▶ _Extracts from a graphics dataset_

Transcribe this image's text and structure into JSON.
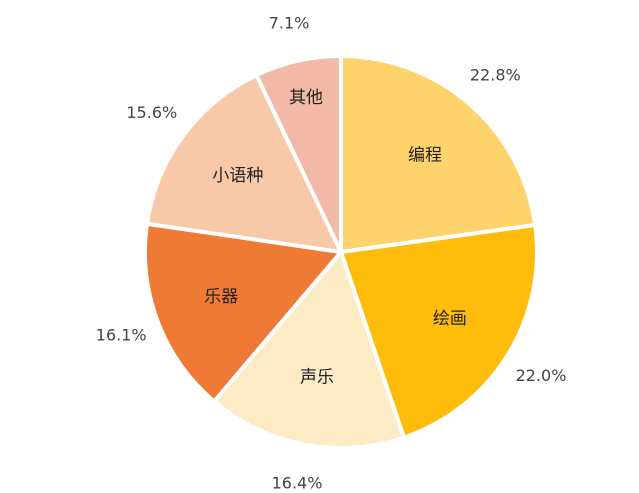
{
  "chart_data": {
    "type": "pie",
    "title": "",
    "slices": [
      {
        "label": "编程",
        "value": 22.8,
        "percent_text": "22.8%",
        "color": "#FFD36B"
      },
      {
        "label": "绘画",
        "value": 22.0,
        "percent_text": "22.0%",
        "color": "#FFBC0A"
      },
      {
        "label": "声乐",
        "value": 16.4,
        "percent_text": "16.4%",
        "color": "#FDEBC6"
      },
      {
        "label": "乐器",
        "value": 16.1,
        "percent_text": "16.1%",
        "color": "#EE7A35"
      },
      {
        "label": "小语种",
        "value": 15.6,
        "percent_text": "15.6%",
        "color": "#F8C9A9"
      },
      {
        "label": "其他",
        "value": 7.1,
        "percent_text": "7.1%",
        "color": "#F2B8A8"
      }
    ]
  }
}
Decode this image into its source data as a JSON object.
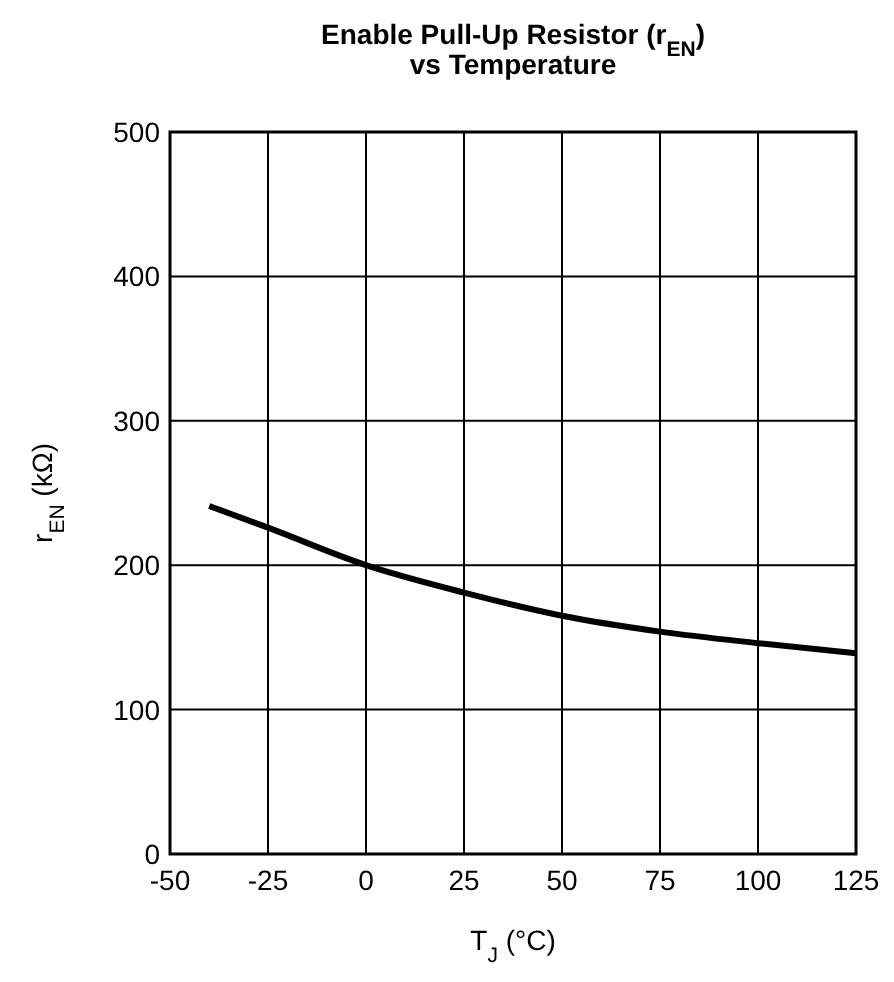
{
  "chart_data": {
    "type": "line",
    "title": "Enable Pull-Up Resistor (r$_{EN}$)\nvs Temperature",
    "xlabel": "T$_{J}$ (°C)",
    "ylabel": "r$_{EN}$ (kΩ)",
    "x": [
      -40,
      -25,
      0,
      25,
      50,
      75,
      100,
      125
    ],
    "series": [
      {
        "color": "#000000",
        "values": [
          241,
          226,
          200,
          181,
          165,
          154,
          146,
          139
        ]
      }
    ],
    "xlim": [
      -50,
      125
    ],
    "xticks": [
      -50,
      -25,
      0,
      25,
      50,
      75,
      100,
      125
    ],
    "ylim": [
      0,
      500
    ],
    "yticks": [
      0,
      100,
      200,
      300,
      400,
      500
    ],
    "grid": true,
    "marker": "none",
    "line_style": "solid"
  }
}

▶ _What the task requires_
Your output should consist solely of the lines from the line containing "Decode this image" through the last line of the entries, verbatim, minus any pictures.

▶ _Task output_
Decode this image into its source data as a JSON object.
{
  "chart_data": {
    "type": "line",
    "title": "Enable Pull-Up Resistor (r$_{EN}$)\nvs Temperature",
    "xlabel": "T$_{J}$ (°C)",
    "ylabel": "r$_{EN}$ (kΩ)",
    "x": [
      -40,
      -25,
      0,
      25,
      50,
      75,
      100,
      125
    ],
    "series": [
      {
        "color": "#000000",
        "values": [
          241,
          226,
          200,
          181,
          165,
          154,
          146,
          139
        ]
      }
    ],
    "xlim": [
      -50,
      125
    ],
    "xticks": [
      -50,
      -25,
      0,
      25,
      50,
      75,
      100,
      125
    ],
    "ylim": [
      0,
      500
    ],
    "yticks": [
      0,
      100,
      200,
      300,
      400,
      500
    ],
    "grid": true,
    "marker": "none",
    "line_style": "solid"
  }
}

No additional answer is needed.